Entries supplied →
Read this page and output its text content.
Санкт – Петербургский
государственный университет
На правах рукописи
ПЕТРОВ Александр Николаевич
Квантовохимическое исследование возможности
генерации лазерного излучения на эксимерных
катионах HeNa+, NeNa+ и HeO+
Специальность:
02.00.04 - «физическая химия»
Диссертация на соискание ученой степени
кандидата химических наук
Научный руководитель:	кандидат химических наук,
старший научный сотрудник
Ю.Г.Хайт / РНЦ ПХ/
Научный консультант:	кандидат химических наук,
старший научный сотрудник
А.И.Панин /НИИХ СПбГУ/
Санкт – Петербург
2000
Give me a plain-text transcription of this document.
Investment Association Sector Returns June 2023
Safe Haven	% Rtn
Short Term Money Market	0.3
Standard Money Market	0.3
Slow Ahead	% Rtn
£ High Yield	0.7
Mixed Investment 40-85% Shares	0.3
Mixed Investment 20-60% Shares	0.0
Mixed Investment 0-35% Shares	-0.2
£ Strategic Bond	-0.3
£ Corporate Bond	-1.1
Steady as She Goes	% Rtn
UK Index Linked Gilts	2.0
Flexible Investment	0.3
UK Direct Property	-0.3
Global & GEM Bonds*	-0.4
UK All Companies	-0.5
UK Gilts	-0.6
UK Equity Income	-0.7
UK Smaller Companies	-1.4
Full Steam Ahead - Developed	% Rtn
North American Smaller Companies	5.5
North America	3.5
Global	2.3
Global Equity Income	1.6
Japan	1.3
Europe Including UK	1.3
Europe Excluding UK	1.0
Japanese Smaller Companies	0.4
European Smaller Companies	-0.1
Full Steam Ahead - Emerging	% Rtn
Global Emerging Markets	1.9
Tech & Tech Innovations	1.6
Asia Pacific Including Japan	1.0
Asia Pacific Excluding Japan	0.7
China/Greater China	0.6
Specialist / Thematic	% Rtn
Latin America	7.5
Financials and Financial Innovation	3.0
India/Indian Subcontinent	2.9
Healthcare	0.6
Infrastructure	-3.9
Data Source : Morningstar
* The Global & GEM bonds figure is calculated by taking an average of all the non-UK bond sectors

The problem →
Extract, exactly as they appear, the lines from the one containing "Give me a plain-text" through the final line.

Solution to the exercise →
Give me a plain-text transcription of this document.
Investment Association Sector Returns June 2023
Safe Haven	% Rtn
Short Term Money Market	0.3
Standard Money Market	0.3
Slow Ahead	% Rtn
£ High Yield	0.7
Mixed Investment 40-85% Shares	0.3
Mixed Investment 20-60% Shares	0.0
Mixed Investment 0-35% Shares	-0.2
£ Strategic Bond	-0.3
£ Corporate Bond	-1.1
Steady as She Goes	% Rtn
UK Index Linked Gilts	2.0
Flexible Investment	0.3
UK Direct Property	-0.3
Global & GEM Bonds*	-0.4
UK All Companies	-0.5
UK Gilts	-0.6
UK Equity Income	-0.7
UK Smaller Companies	-1.4
Full Steam Ahead - Developed	% Rtn
North American Smaller Companies	5.5
North America	3.5
Global	2.3
Global Equity Income	1.6
Japan	1.3
Europe Including UK	1.3
Europe Excluding UK	1.0
Japanese Smaller Companies	0.4
European Smaller Companies	-0.1
Full Steam Ahead - Emerging	% Rtn
Global Emerging Markets	1.9
Tech & Tech Innovations	1.6
Asia Pacific Including Japan	1.0
Asia Pacific Excluding Japan	0.7
China/Greater China	0.6
Specialist / Thematic	% Rtn
Latin America	7.5
Financials and Financial Innovation	3.0
India/Indian Subcontinent	2.9
Healthcare	0.6
Infrastructure	-3.9
Data Source : Morningstar
* The Global & GEM bonds figure is calculated by taking an average of all the non-UK bond sectors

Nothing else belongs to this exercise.